■ Task requirements
List all the lines in these records that hold "英ポンド".

■ Given data
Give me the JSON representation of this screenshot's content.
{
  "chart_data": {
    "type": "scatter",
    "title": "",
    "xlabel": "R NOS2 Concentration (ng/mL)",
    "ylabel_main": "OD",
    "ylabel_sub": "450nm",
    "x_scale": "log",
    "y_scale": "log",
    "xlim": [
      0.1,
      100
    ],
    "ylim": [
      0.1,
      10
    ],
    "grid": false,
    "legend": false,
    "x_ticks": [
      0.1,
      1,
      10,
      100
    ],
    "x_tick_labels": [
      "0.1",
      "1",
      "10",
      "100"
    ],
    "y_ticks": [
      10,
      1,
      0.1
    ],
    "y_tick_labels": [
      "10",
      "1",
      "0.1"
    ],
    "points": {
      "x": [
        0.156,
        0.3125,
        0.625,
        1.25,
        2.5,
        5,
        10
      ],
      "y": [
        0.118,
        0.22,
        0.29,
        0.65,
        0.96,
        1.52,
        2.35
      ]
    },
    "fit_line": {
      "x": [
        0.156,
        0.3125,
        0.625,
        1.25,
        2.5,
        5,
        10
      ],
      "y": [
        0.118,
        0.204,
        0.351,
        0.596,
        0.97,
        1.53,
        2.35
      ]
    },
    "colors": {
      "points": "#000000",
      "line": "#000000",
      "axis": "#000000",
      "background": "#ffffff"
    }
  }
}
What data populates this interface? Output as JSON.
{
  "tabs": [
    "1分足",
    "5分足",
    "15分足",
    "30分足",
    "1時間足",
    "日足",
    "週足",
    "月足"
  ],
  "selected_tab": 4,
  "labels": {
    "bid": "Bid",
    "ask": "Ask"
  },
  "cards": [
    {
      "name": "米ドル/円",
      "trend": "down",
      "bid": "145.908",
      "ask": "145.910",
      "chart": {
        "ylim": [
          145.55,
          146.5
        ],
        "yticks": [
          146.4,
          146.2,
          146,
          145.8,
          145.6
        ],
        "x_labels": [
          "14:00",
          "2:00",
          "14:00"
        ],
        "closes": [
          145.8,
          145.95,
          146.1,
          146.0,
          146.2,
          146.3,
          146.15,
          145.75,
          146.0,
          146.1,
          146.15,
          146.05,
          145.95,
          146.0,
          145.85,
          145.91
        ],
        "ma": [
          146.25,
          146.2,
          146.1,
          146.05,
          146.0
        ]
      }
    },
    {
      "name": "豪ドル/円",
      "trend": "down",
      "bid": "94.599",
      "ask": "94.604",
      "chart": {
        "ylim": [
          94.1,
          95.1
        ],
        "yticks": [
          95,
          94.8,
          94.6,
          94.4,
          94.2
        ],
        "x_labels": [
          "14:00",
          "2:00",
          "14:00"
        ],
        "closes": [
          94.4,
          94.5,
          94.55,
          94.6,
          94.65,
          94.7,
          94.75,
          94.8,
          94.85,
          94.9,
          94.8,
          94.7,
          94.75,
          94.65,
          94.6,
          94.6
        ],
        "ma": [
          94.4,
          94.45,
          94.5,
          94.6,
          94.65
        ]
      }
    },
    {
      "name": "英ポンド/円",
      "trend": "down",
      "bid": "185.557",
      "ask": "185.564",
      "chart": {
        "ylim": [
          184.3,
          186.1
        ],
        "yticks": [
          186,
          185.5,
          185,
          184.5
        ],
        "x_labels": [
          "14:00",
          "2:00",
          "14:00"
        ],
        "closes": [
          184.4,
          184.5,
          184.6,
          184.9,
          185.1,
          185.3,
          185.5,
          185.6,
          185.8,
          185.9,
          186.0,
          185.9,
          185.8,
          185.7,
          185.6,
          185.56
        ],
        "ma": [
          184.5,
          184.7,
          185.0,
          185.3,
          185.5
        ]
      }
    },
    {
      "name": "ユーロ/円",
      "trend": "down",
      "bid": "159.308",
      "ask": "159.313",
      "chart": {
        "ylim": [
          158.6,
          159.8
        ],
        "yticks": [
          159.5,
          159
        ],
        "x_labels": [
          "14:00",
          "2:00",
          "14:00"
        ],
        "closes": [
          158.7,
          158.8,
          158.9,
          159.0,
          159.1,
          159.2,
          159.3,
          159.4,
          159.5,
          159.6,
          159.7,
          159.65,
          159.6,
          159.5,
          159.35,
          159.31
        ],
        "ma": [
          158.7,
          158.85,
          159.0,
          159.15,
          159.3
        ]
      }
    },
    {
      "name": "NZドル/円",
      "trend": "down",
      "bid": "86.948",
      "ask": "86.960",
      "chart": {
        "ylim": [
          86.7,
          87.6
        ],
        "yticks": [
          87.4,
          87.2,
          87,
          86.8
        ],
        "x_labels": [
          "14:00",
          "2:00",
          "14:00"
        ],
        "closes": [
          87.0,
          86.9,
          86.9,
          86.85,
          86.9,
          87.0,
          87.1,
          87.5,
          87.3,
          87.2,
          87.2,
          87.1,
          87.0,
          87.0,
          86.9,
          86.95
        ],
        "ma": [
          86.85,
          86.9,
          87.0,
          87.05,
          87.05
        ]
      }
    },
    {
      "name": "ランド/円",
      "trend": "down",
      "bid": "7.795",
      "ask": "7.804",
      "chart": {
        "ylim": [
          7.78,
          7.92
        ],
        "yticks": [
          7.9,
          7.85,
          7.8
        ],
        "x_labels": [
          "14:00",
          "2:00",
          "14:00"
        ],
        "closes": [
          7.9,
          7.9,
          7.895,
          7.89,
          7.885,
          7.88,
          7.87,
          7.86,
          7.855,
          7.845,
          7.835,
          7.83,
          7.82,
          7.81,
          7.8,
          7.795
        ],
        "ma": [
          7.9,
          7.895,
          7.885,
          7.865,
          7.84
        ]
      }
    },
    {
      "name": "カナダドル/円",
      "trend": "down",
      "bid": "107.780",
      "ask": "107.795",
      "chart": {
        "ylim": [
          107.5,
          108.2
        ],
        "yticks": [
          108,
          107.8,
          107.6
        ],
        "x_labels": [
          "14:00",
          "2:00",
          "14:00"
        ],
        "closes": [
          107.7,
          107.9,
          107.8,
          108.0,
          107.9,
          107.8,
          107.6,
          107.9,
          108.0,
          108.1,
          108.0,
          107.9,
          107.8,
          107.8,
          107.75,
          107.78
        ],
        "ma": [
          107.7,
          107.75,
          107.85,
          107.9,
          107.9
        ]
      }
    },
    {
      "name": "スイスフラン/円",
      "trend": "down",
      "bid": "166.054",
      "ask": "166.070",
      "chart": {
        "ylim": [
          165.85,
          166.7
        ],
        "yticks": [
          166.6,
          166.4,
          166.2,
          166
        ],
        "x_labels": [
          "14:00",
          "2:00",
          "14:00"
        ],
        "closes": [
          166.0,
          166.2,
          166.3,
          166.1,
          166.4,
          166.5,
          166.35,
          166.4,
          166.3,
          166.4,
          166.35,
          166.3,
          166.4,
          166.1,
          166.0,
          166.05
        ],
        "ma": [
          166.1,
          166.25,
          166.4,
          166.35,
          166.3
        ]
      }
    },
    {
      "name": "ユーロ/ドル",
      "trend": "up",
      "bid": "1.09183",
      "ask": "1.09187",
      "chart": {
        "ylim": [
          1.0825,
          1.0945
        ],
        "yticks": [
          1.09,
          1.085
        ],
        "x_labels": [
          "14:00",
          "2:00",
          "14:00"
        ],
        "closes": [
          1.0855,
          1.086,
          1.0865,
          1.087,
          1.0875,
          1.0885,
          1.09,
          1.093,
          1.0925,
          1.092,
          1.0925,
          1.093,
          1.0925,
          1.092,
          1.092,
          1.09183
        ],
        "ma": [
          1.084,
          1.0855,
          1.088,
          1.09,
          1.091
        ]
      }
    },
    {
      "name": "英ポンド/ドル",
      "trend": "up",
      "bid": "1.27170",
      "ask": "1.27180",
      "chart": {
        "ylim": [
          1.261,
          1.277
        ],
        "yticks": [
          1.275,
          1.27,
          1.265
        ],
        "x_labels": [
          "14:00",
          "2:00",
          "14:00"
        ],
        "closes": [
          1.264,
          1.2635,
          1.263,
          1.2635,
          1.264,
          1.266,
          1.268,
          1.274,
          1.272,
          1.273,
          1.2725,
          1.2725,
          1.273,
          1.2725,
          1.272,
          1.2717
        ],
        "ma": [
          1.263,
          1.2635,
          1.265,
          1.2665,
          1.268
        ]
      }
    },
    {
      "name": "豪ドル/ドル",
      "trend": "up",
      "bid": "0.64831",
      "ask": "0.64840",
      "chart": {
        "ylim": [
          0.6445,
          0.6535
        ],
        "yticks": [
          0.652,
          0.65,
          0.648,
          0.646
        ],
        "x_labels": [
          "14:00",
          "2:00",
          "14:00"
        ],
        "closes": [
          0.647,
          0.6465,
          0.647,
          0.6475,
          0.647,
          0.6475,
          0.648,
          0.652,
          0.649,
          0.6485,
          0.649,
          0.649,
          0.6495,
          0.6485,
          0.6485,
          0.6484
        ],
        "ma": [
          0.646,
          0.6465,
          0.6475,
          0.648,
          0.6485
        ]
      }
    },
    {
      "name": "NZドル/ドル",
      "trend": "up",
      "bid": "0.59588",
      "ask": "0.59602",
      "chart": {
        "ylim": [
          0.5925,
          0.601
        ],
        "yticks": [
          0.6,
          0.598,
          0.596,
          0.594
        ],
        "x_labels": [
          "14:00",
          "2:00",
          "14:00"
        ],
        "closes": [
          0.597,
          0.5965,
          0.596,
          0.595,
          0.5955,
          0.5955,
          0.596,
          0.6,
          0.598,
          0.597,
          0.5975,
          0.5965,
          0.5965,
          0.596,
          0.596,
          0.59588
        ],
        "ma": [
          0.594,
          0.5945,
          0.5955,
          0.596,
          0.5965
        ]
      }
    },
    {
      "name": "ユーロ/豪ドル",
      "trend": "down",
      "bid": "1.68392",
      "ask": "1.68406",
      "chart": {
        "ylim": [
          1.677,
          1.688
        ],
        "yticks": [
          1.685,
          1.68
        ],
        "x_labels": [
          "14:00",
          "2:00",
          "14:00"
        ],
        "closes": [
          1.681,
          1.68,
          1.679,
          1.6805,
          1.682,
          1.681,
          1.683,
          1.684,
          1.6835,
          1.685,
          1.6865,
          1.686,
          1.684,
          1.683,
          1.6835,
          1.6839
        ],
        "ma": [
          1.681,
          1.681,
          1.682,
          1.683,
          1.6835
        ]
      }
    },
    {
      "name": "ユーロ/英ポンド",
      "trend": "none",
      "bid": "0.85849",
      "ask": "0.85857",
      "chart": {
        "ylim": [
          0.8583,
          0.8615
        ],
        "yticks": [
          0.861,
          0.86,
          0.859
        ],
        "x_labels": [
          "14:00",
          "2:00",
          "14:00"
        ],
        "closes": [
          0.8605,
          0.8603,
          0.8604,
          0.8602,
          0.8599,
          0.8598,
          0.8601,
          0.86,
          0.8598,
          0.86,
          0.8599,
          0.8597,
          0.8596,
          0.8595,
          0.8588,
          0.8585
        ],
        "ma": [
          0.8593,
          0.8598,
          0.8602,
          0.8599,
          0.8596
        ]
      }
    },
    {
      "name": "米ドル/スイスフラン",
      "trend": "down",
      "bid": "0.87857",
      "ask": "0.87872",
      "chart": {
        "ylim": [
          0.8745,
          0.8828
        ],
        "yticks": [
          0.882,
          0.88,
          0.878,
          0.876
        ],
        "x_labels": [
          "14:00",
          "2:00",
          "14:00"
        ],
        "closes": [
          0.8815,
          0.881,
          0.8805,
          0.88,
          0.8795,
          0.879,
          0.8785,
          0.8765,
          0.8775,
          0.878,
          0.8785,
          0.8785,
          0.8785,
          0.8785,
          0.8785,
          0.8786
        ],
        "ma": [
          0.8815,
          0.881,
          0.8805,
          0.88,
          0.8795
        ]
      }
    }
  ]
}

■ Complete response
      "name": "英ポンド/円",
      "name": "英ポンド/ドル",
      "name": "ユーロ/英ポンド",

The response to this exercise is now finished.